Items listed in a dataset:
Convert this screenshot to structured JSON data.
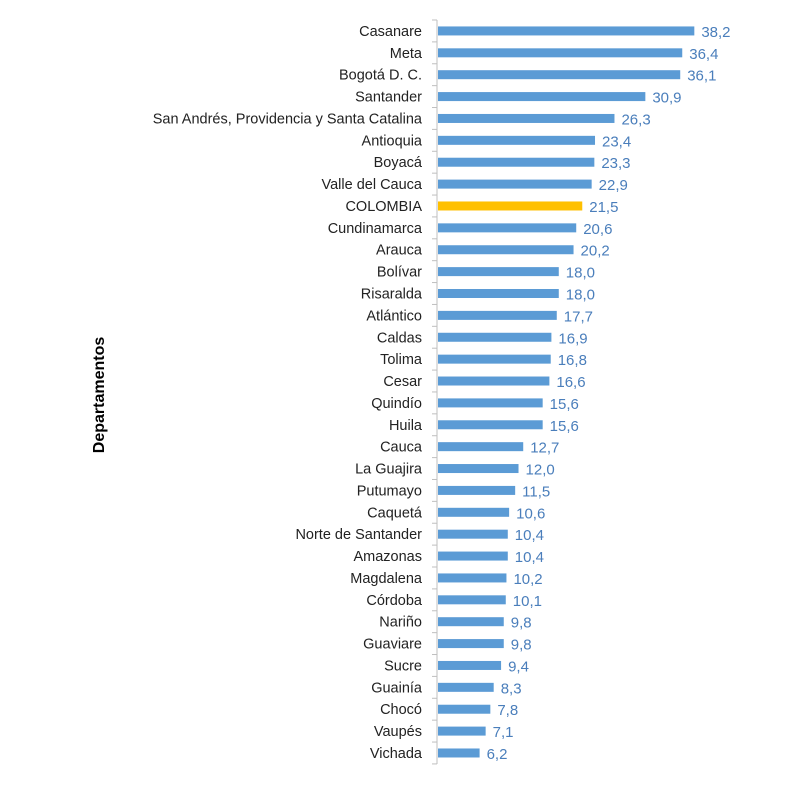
{
  "chart_data": {
    "type": "bar",
    "orientation": "horizontal",
    "title": "",
    "xlabel": "",
    "ylabel": "Departamentos",
    "xlim": [
      0,
      40
    ],
    "grid": false,
    "legend": "none",
    "categories": [
      "Casanare",
      "Meta",
      "Bogotá D. C.",
      "Santander",
      "San Andrés, Providencia y Santa Catalina",
      "Antioquia",
      "Boyacá",
      "Valle del Cauca",
      "COLOMBIA",
      "Cundinamarca",
      "Arauca",
      "Bolívar",
      "Risaralda",
      "Atlántico",
      "Caldas",
      "Tolima",
      "Cesar",
      "Quindío",
      "Huila",
      "Cauca",
      "La Guajira",
      "Putumayo",
      "Caquetá",
      "Norte de Santander",
      "Amazonas",
      "Magdalena",
      "Córdoba",
      "Nariño",
      "Guaviare",
      "Sucre",
      "Guainía",
      "Chocó",
      "Vaupés",
      "Vichada"
    ],
    "values": [
      38.2,
      36.4,
      36.1,
      30.9,
      26.3,
      23.4,
      23.3,
      22.9,
      21.5,
      20.6,
      20.2,
      18.0,
      18.0,
      17.7,
      16.9,
      16.8,
      16.6,
      15.6,
      15.6,
      12.7,
      12.0,
      11.5,
      10.6,
      10.4,
      10.4,
      10.2,
      10.1,
      9.8,
      9.8,
      9.4,
      8.3,
      7.8,
      7.1,
      6.2
    ],
    "value_labels": [
      "38,2",
      "36,4",
      "36,1",
      "30,9",
      "26,3",
      "23,4",
      "23,3",
      "22,9",
      "21,5",
      "20,6",
      "20,2",
      "18,0",
      "18,0",
      "17,7",
      "16,9",
      "16,8",
      "16,6",
      "15,6",
      "15,6",
      "12,7",
      "12,0",
      "11,5",
      "10,6",
      "10,4",
      "10,4",
      "10,2",
      "10,1",
      "9,8",
      "9,8",
      "9,4",
      "8,3",
      "7,8",
      "7,1",
      "6,2"
    ],
    "highlight_category": "COLOMBIA"
  },
  "colors": {
    "bar": "#5b9bd5",
    "highlight": "#ffc000",
    "value_label": "#4a7ebb",
    "axis": "#bfbfbf"
  }
}
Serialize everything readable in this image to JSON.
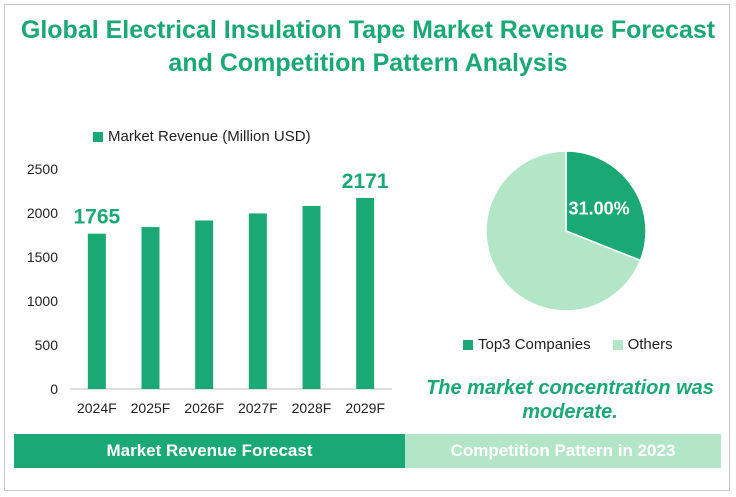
{
  "title": "Global Electrical Insulation Tape Market Revenue Forecast and Competition Pattern Analysis",
  "colors": {
    "primary": "#1aa874",
    "secondary": "#b3e6c6"
  },
  "chart_data": [
    {
      "type": "bar",
      "title": "Market Revenue Forecast",
      "legend": "Market Revenue (Million USD)",
      "categories": [
        "2024F",
        "2025F",
        "2026F",
        "2027F",
        "2028F",
        "2029F"
      ],
      "values": [
        1765,
        1840,
        1915,
        1995,
        2080,
        2171
      ],
      "data_labels": [
        {
          "index": 0,
          "text": "1765"
        },
        {
          "index": 5,
          "text": "2171"
        }
      ],
      "ylim": [
        0,
        2500
      ],
      "yticks": [
        0,
        500,
        1000,
        1500,
        2000,
        2500
      ],
      "xlabel": "",
      "ylabel": "",
      "grid": false
    },
    {
      "type": "pie",
      "title": "Competition Pattern in 2023",
      "slices": [
        {
          "label": "Top3 Companies",
          "value": 31.0,
          "color": "#1aa874",
          "display": "31.00%"
        },
        {
          "label": "Others",
          "value": 69.0,
          "color": "#b3e6c6",
          "display": ""
        }
      ],
      "legend_position": "bottom"
    }
  ],
  "conclusion": "The market concentration was moderate.",
  "footer": {
    "left": "Market Revenue Forecast",
    "right": "Competition Pattern in 2023"
  }
}
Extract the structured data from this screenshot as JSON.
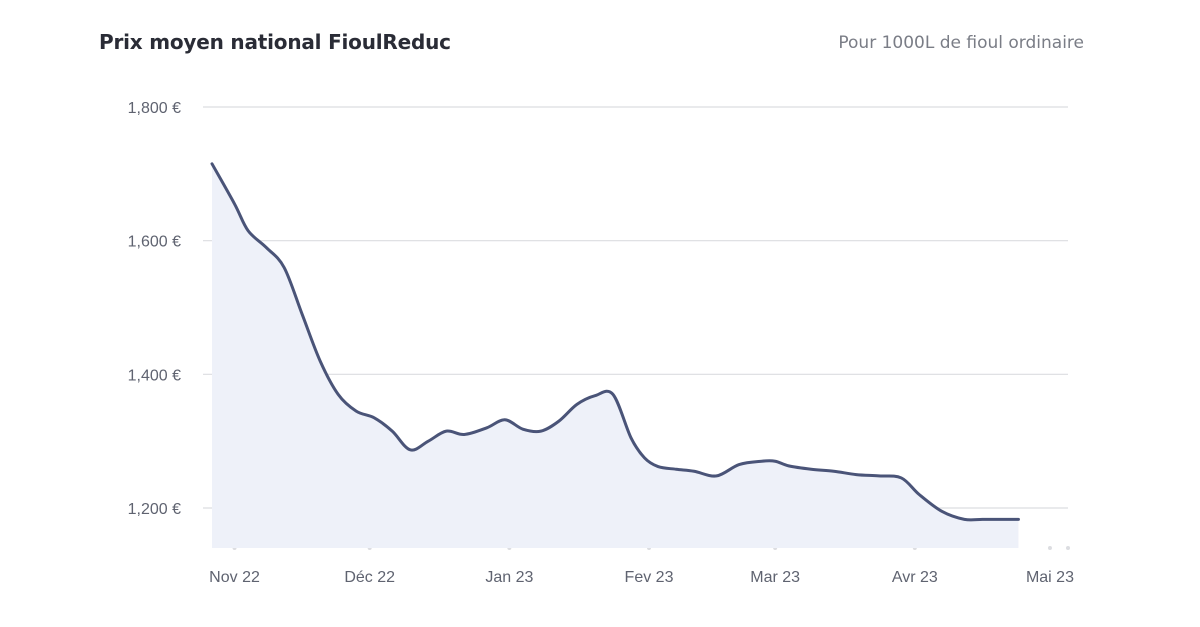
{
  "header": {
    "title": "Prix moyen national FioulReduc",
    "subtitle": "Pour 1000L de fioul ordinaire"
  },
  "colors": {
    "line": "#4a5478",
    "area": "#eef1f9",
    "grid": "#dcdde1",
    "tick_text": "#5f6370"
  },
  "chart_data": {
    "type": "area",
    "title": "Prix moyen national FioulReduc",
    "subtitle": "Pour 1000L de fioul ordinaire",
    "xlabel": "",
    "ylabel": "",
    "ylim": [
      1140,
      1800
    ],
    "yticks": [
      1200,
      1400,
      1600,
      1800
    ],
    "ytick_labels": [
      "1,200 €",
      "1,400 €",
      "1,600 €",
      "1,800 €"
    ],
    "xlim": [
      "2022-10-25",
      "2023-05-05"
    ],
    "xticks": [
      "2022-11-01",
      "2022-12-01",
      "2023-01-01",
      "2023-02-01",
      "2023-03-01",
      "2023-04-01",
      "2023-05-01"
    ],
    "xtick_labels": [
      "Nov 22",
      "Déc 22",
      "Jan 23",
      "Fev 23",
      "Mar 23",
      "Avr 23",
      "Mai 23"
    ],
    "grid": true,
    "legend": "none",
    "series": [
      {
        "x": [
          "2022-10-27",
          "2022-11-01",
          "2022-11-04",
          "2022-11-08",
          "2022-11-12",
          "2022-11-16",
          "2022-11-20",
          "2022-11-24",
          "2022-11-28",
          "2022-12-02",
          "2022-12-06",
          "2022-12-10",
          "2022-12-14",
          "2022-12-18",
          "2022-12-22",
          "2022-12-27",
          "2022-12-31",
          "2023-01-04",
          "2023-01-08",
          "2023-01-12",
          "2023-01-16",
          "2023-01-20",
          "2023-01-24",
          "2023-01-28",
          "2023-01-31",
          "2023-02-03",
          "2023-02-07",
          "2023-02-11",
          "2023-02-16",
          "2023-02-21",
          "2023-02-26",
          "2023-03-01",
          "2023-03-04",
          "2023-03-09",
          "2023-03-14",
          "2023-03-19",
          "2023-03-24",
          "2023-03-29",
          "2023-04-02",
          "2023-04-07",
          "2023-04-12",
          "2023-04-16",
          "2023-04-20",
          "2023-04-24"
        ],
        "values": [
          1715,
          1655,
          1615,
          1590,
          1560,
          1490,
          1420,
          1370,
          1345,
          1335,
          1315,
          1287,
          1300,
          1315,
          1310,
          1320,
          1332,
          1318,
          1315,
          1330,
          1355,
          1368,
          1370,
          1305,
          1275,
          1262,
          1258,
          1255,
          1248,
          1265,
          1270,
          1270,
          1263,
          1258,
          1255,
          1250,
          1248,
          1245,
          1220,
          1195,
          1183,
          1183,
          1183,
          1183
        ]
      }
    ]
  }
}
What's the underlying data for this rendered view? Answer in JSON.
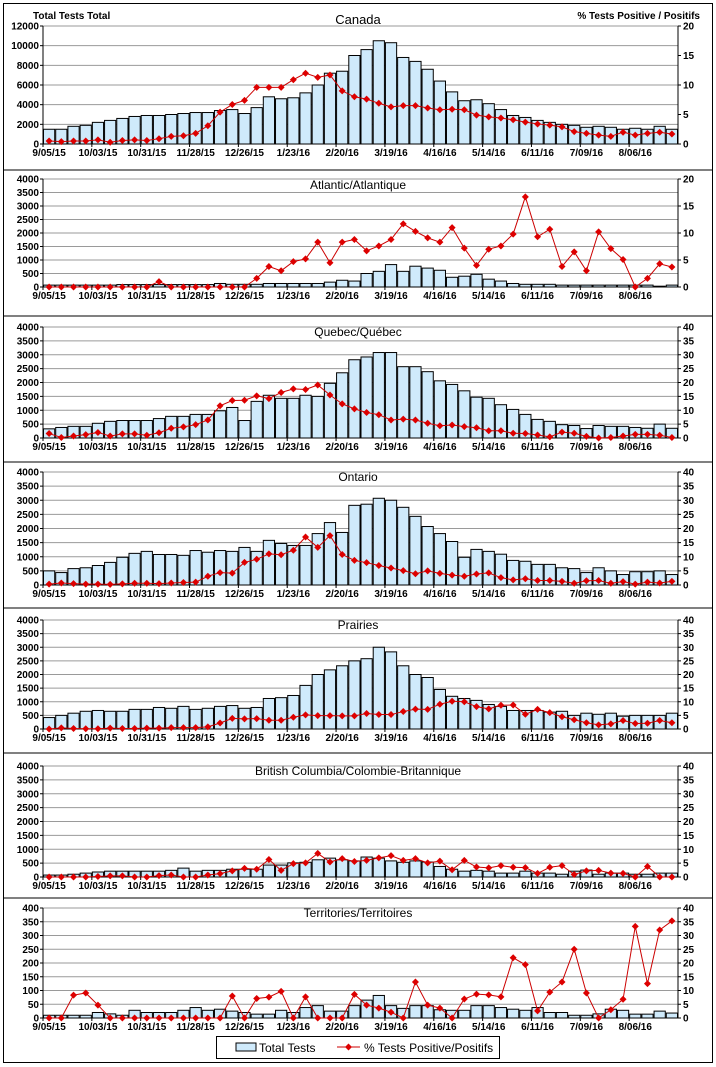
{
  "header": {
    "left_axis_title": "Total Tests Total",
    "right_axis_title": "% Tests Positive / Positifs"
  },
  "legend": {
    "bars_label": "Total Tests",
    "line_label": "% Tests Positive/Positifs"
  },
  "colors": {
    "bar_fill": "#cfeafb",
    "bar_stroke": "#000000",
    "line": "#cc0000",
    "grid": "#9a9a9a"
  },
  "chart_data": [
    {
      "type": "bar+line",
      "title": "Canada",
      "xticks": [
        "9/05/15",
        "10/03/15",
        "10/31/15",
        "11/28/15",
        "12/26/15",
        "1/23/16",
        "2/20/16",
        "3/19/16",
        "4/16/16",
        "5/14/16",
        "6/11/16",
        "7/09/16",
        "8/06/16"
      ],
      "ylim": [
        0,
        12000
      ],
      "yticks": [
        0,
        2000,
        4000,
        6000,
        8000,
        10000,
        12000
      ],
      "y2lim": [
        0,
        20
      ],
      "y2ticks": [
        0,
        5,
        10,
        15,
        20
      ],
      "tests": [
        1500,
        1500,
        1800,
        1900,
        2200,
        2400,
        2600,
        2800,
        2900,
        2900,
        3000,
        3100,
        3200,
        3200,
        3400,
        3500,
        3100,
        3700,
        4800,
        4600,
        4700,
        5200,
        6000,
        7200,
        7400,
        9000,
        9600,
        10500,
        10300,
        8800,
        8400,
        7600,
        6400,
        5300,
        4400,
        4500,
        4100,
        3500,
        2900,
        2700,
        2400,
        2200,
        2000,
        1900,
        1700,
        1800,
        1700,
        1500,
        1600,
        1500,
        1800,
        1500
      ],
      "pct_positive": [
        0.5,
        0.4,
        0.5,
        0.5,
        0.7,
        0.3,
        0.6,
        0.7,
        0.6,
        0.9,
        1.3,
        1.4,
        1.8,
        3.1,
        5.4,
        6.7,
        7.4,
        9.6,
        9.6,
        9.6,
        10.9,
        12.0,
        11.3,
        11.7,
        9.0,
        8.0,
        7.6,
        6.9,
        6.3,
        6.5,
        6.5,
        6.1,
        5.8,
        5.9,
        5.8,
        4.9,
        4.6,
        4.4,
        4.1,
        3.7,
        3.4,
        3.2,
        2.9,
        2.1,
        1.8,
        1.5,
        1.3,
        2.0,
        1.5,
        1.8,
        2.0,
        1.7
      ]
    },
    {
      "type": "bar+line",
      "title": "Atlantic/Atlantique",
      "xticks": [
        "9/05/15",
        "10/03/15",
        "10/31/15",
        "11/28/15",
        "12/26/15",
        "1/23/16",
        "2/20/16",
        "3/19/16",
        "4/16/16",
        "5/14/16",
        "6/11/16",
        "7/09/16",
        "8/06/16"
      ],
      "ylim": [
        0,
        4000
      ],
      "yticks": [
        0,
        500,
        1000,
        1500,
        2000,
        2500,
        3000,
        3500,
        4000
      ],
      "y2lim": [
        0,
        20
      ],
      "y2ticks": [
        0,
        5,
        10,
        15,
        20
      ],
      "tests": [
        70,
        70,
        70,
        70,
        70,
        70,
        90,
        90,
        90,
        90,
        90,
        90,
        90,
        90,
        130,
        100,
        100,
        100,
        130,
        130,
        130,
        130,
        130,
        180,
        250,
        220,
        500,
        580,
        830,
        580,
        770,
        700,
        620,
        360,
        400,
        470,
        290,
        220,
        130,
        100,
        100,
        100,
        70,
        70,
        70,
        70,
        70,
        70,
        70,
        70,
        30,
        70
      ],
      "pct_positive": [
        0,
        0,
        0,
        0,
        0,
        0,
        0,
        0,
        0,
        1.0,
        0,
        0,
        0,
        0,
        0,
        0,
        0,
        1.6,
        3.8,
        3.0,
        4.7,
        5.2,
        8.3,
        4.5,
        8.3,
        8.8,
        6.7,
        7.6,
        8.8,
        11.7,
        10.3,
        9.1,
        8.3,
        11.0,
        7.2,
        4.0,
        7.0,
        7.6,
        9.8,
        16.7,
        9.3,
        10.7,
        3.8,
        6.5,
        3.0,
        10.2,
        7.1,
        5.1,
        0,
        1.6,
        4.3,
        3.7
      ]
    },
    {
      "type": "bar+line",
      "title": "Quebec/Québec",
      "xticks": [
        "9/05/15",
        "10/03/15",
        "10/31/15",
        "11/28/15",
        "12/26/15",
        "1/23/16",
        "2/20/16",
        "3/19/16",
        "4/16/16",
        "5/14/16",
        "6/11/16",
        "7/09/16",
        "8/06/16"
      ],
      "ylim": [
        0,
        4000
      ],
      "yticks": [
        0,
        500,
        1000,
        1500,
        2000,
        2500,
        3000,
        3500,
        4000
      ],
      "y2lim": [
        0,
        40
      ],
      "y2ticks": [
        0,
        5,
        10,
        15,
        20,
        25,
        30,
        35,
        40
      ],
      "tests": [
        330,
        380,
        420,
        420,
        530,
        600,
        630,
        630,
        630,
        700,
        780,
        780,
        850,
        850,
        980,
        1100,
        630,
        1320,
        1540,
        1430,
        1430,
        1540,
        1500,
        1970,
        2350,
        2820,
        2920,
        3080,
        3080,
        2570,
        2570,
        2390,
        2060,
        1930,
        1700,
        1470,
        1430,
        1200,
        1030,
        850,
        670,
        600,
        480,
        450,
        340,
        450,
        420,
        420,
        380,
        350,
        500,
        350
      ],
      "pct_positive": [
        1.6,
        0.2,
        0.7,
        1.2,
        2.0,
        0.7,
        1.5,
        1.5,
        1.0,
        1.9,
        3.5,
        4.0,
        4.8,
        6.5,
        11.6,
        13.5,
        13.6,
        15.2,
        14.2,
        16.4,
        17.7,
        17.5,
        19.1,
        15.5,
        12.3,
        10.5,
        9.2,
        8.4,
        6.5,
        6.8,
        6.5,
        5.3,
        4.4,
        4.7,
        4.1,
        3.7,
        2.6,
        2.6,
        1.7,
        1.6,
        1.1,
        0.4,
        2.1,
        1.7,
        0.6,
        0,
        0.2,
        0.7,
        1.3,
        1.3,
        1.0,
        0.2
      ]
    },
    {
      "type": "bar+line",
      "title": "Ontario",
      "xticks": [
        "9/05/15",
        "10/03/15",
        "10/31/15",
        "11/28/15",
        "12/26/15",
        "1/23/16",
        "2/20/16",
        "3/19/16",
        "4/16/16",
        "5/14/16",
        "6/11/16",
        "7/09/16",
        "8/06/16"
      ],
      "ylim": [
        0,
        4000
      ],
      "yticks": [
        0,
        500,
        1000,
        1500,
        2000,
        2500,
        3000,
        3500,
        4000
      ],
      "y2lim": [
        0,
        40
      ],
      "y2ticks": [
        0,
        5,
        10,
        15,
        20,
        25,
        30,
        35,
        40
      ],
      "tests": [
        500,
        440,
        580,
        610,
        690,
        800,
        980,
        1120,
        1190,
        1080,
        1080,
        1050,
        1220,
        1160,
        1220,
        1190,
        1330,
        1190,
        1580,
        1470,
        1400,
        1400,
        1820,
        2210,
        1860,
        2820,
        2860,
        3070,
        3000,
        2750,
        2430,
        2070,
        1820,
        1540,
        980,
        1260,
        1190,
        1090,
        870,
        840,
        730,
        730,
        610,
        580,
        440,
        610,
        500,
        370,
        470,
        470,
        500,
        370
      ],
      "pct_positive": [
        0.3,
        0.7,
        0.5,
        0.3,
        0.3,
        0.2,
        0.4,
        0.6,
        0.6,
        0.5,
        0.7,
        0.9,
        1.0,
        3.1,
        4.4,
        4.2,
        8.0,
        9.1,
        11.0,
        10.7,
        12.3,
        17.0,
        13.3,
        17.5,
        10.8,
        8.7,
        7.9,
        6.9,
        6.0,
        5.1,
        4.0,
        5.0,
        4.1,
        3.5,
        3.1,
        3.9,
        4.3,
        2.6,
        1.8,
        2.2,
        1.6,
        1.6,
        1.3,
        0.6,
        1.5,
        1.6,
        0.6,
        1.2,
        0.3,
        1.0,
        0.7,
        1.3
      ]
    },
    {
      "type": "bar+line",
      "title": "Prairies",
      "xticks": [
        "9/05/15",
        "10/03/15",
        "10/31/15",
        "11/28/15",
        "12/26/15",
        "1/23/16",
        "2/20/16",
        "3/19/16",
        "4/16/16",
        "5/14/16",
        "6/11/16",
        "7/09/16",
        "8/06/16"
      ],
      "ylim": [
        0,
        4000
      ],
      "yticks": [
        0,
        500,
        1000,
        1500,
        2000,
        2500,
        3000,
        3500,
        4000
      ],
      "y2lim": [
        0,
        40
      ],
      "y2ticks": [
        0,
        5,
        10,
        15,
        20,
        25,
        30,
        35,
        40
      ],
      "tests": [
        420,
        500,
        580,
        650,
        680,
        650,
        650,
        720,
        720,
        790,
        760,
        830,
        720,
        760,
        830,
        860,
        760,
        790,
        1120,
        1150,
        1230,
        1600,
        2000,
        2170,
        2320,
        2500,
        2580,
        3000,
        2830,
        2320,
        2000,
        1890,
        1450,
        1200,
        1120,
        1050,
        900,
        830,
        680,
        680,
        680,
        620,
        650,
        500,
        580,
        540,
        580,
        470,
        500,
        500,
        500,
        580
      ],
      "pct_positive": [
        0,
        0.4,
        0.2,
        0.1,
        0.1,
        0.3,
        0.2,
        0.2,
        0.3,
        0.3,
        0.5,
        0.5,
        0.5,
        0.8,
        2.2,
        3.9,
        3.7,
        3.8,
        3.2,
        3.2,
        4.3,
        5.2,
        4.9,
        4.9,
        4.8,
        4.8,
        5.7,
        5.3,
        5.3,
        6.4,
        7.3,
        7.2,
        9.1,
        10.2,
        10.0,
        8.2,
        7.4,
        8.7,
        8.8,
        5.4,
        7.2,
        6.0,
        4.5,
        3.4,
        2.3,
        1.5,
        1.9,
        3.1,
        2.0,
        2.1,
        3.1,
        2.3
      ]
    },
    {
      "type": "bar+line",
      "title": "British Columbia/Colombie-Britannique",
      "xticks": [
        "9/05/15",
        "10/03/15",
        "10/31/15",
        "11/28/15",
        "12/26/15",
        "1/23/16",
        "2/20/16",
        "3/19/16",
        "4/16/16",
        "5/14/16",
        "6/11/16",
        "7/09/16",
        "8/06/16"
      ],
      "ylim": [
        0,
        4000
      ],
      "yticks": [
        0,
        500,
        1000,
        1500,
        2000,
        2500,
        3000,
        3500,
        4000
      ],
      "y2lim": [
        0,
        40
      ],
      "y2ticks": [
        0,
        5,
        10,
        15,
        20,
        25,
        30,
        35,
        40
      ],
      "tests": [
        70,
        70,
        100,
        140,
        180,
        210,
        210,
        210,
        210,
        210,
        240,
        320,
        210,
        240,
        240,
        280,
        280,
        280,
        430,
        430,
        510,
        530,
        620,
        680,
        620,
        580,
        720,
        680,
        580,
        530,
        580,
        540,
        380,
        280,
        210,
        240,
        210,
        140,
        140,
        210,
        140,
        140,
        100,
        210,
        250,
        100,
        140,
        140,
        100,
        100,
        140,
        140
      ],
      "pct_positive": [
        0,
        0,
        0,
        0,
        0.2,
        0.4,
        0.4,
        0,
        0,
        0.5,
        0.7,
        0,
        0,
        0.7,
        1.2,
        2.2,
        3.1,
        2.8,
        6.3,
        2.4,
        4.8,
        5.1,
        8.5,
        5.4,
        6.6,
        5.6,
        6.0,
        6.9,
        7.7,
        6.0,
        6.6,
        5.1,
        5.7,
        2.6,
        6.0,
        3.6,
        3.3,
        4.1,
        3.5,
        3.4,
        1.3,
        3.5,
        4.1,
        0.9,
        2.2,
        2.4,
        1.4,
        1.3,
        0,
        3.8,
        0,
        0
      ]
    },
    {
      "type": "bar+line",
      "title": "Territories/Territoires",
      "xticks": [
        "9/05/15",
        "10/03/15",
        "10/31/15",
        "11/28/15",
        "12/26/15",
        "1/23/16",
        "2/20/16",
        "3/19/16",
        "4/16/16",
        "5/14/16",
        "6/11/16",
        "7/09/16",
        "8/06/16"
      ],
      "ylim": [
        0,
        400
      ],
      "yticks": [
        0,
        50,
        100,
        150,
        200,
        250,
        300,
        350,
        400
      ],
      "y2lim": [
        0,
        40
      ],
      "y2ticks": [
        0,
        5,
        10,
        15,
        20,
        25,
        30,
        35,
        40
      ],
      "tests": [
        10,
        10,
        10,
        10,
        20,
        15,
        10,
        28,
        20,
        20,
        20,
        28,
        38,
        28,
        32,
        25,
        20,
        14,
        14,
        28,
        20,
        38,
        45,
        25,
        25,
        45,
        65,
        82,
        45,
        35,
        45,
        45,
        30,
        28,
        28,
        45,
        45,
        38,
        32,
        28,
        38,
        20,
        20,
        10,
        10,
        15,
        32,
        28,
        14,
        14,
        25,
        18
      ],
      "pct_positive": [
        0,
        0,
        8.3,
        9.1,
        4.7,
        0,
        0,
        0,
        0,
        0,
        0,
        0,
        0,
        0,
        0,
        8.0,
        0,
        7.1,
        7.6,
        9.7,
        0,
        7.7,
        0,
        0,
        0,
        8.6,
        4.7,
        3.6,
        2.1,
        0,
        13.1,
        4.7,
        3.6,
        0,
        6.9,
        8.7,
        8.4,
        7.7,
        21.9,
        19.4,
        2.6,
        9.4,
        13.1,
        25.0,
        9.1,
        0,
        3.0,
        6.8,
        33.3,
        12.5,
        32.0,
        35.3
      ]
    }
  ]
}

Stated goal:
Search the entries for the word "COLOMBIA" and copy every line that has it.

Response to the exercise:
      "COLOMBIA",
    "highlight_category": "COLOMBIA"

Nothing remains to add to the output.